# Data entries
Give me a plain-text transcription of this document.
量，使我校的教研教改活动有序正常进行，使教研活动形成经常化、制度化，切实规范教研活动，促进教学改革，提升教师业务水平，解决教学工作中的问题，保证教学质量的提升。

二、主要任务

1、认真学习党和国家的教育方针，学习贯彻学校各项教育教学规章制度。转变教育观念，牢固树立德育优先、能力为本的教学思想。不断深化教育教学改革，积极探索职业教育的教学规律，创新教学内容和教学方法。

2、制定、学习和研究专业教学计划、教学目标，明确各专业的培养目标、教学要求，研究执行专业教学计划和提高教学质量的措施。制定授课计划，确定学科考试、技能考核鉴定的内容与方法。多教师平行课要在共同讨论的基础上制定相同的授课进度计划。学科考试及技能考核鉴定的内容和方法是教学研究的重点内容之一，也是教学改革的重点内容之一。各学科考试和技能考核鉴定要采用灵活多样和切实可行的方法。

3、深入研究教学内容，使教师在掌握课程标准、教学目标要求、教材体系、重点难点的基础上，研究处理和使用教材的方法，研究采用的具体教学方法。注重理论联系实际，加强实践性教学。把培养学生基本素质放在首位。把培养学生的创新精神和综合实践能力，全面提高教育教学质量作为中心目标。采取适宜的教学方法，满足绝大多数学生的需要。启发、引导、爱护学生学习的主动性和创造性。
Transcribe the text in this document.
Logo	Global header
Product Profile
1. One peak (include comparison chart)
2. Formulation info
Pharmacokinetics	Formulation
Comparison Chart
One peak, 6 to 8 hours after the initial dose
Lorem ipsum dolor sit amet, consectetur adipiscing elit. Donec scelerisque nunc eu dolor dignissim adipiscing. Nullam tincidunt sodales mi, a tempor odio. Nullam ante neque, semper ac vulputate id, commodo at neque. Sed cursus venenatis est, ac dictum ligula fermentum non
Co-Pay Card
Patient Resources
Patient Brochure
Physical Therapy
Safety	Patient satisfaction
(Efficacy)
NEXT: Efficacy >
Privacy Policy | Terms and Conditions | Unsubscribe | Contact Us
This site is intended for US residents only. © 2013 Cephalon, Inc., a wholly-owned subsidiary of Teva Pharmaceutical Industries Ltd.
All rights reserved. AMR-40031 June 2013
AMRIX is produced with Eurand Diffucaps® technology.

# What is being asked
Beginning at the line that holds "Transcribe the text in this document.", reproduce each line of the records above down to and including the last one.

# Written answer
Transcribe the text in this document.
Logo	Global header
Product Profile
1. One peak (include comparison chart)
2. Formulation info
Pharmacokinetics	Formulation
Comparison Chart
One peak, 6 to 8 hours after the initial dose
Lorem ipsum dolor sit amet, consectetur adipiscing elit. Donec scelerisque nunc eu dolor dignissim adipiscing. Nullam tincidunt sodales mi, a tempor odio. Nullam ante neque, semper ac vulputate id, commodo at neque. Sed cursus venenatis est, ac dictum ligula fermentum non
Co-Pay Card
Patient Resources
Patient Brochure
Physical Therapy
Safety	Patient satisfaction
(Efficacy)
NEXT: Efficacy >
Privacy Policy | Terms and Conditions | Unsubscribe | Contact Us
This site is intended for US residents only. © 2013 Cephalon, Inc., a wholly-owned subsidiary of Teva Pharmaceutical Industries Ltd.
All rights reserved. AMR-40031 June 2013
AMRIX is produced with Eurand Diffucaps® technology.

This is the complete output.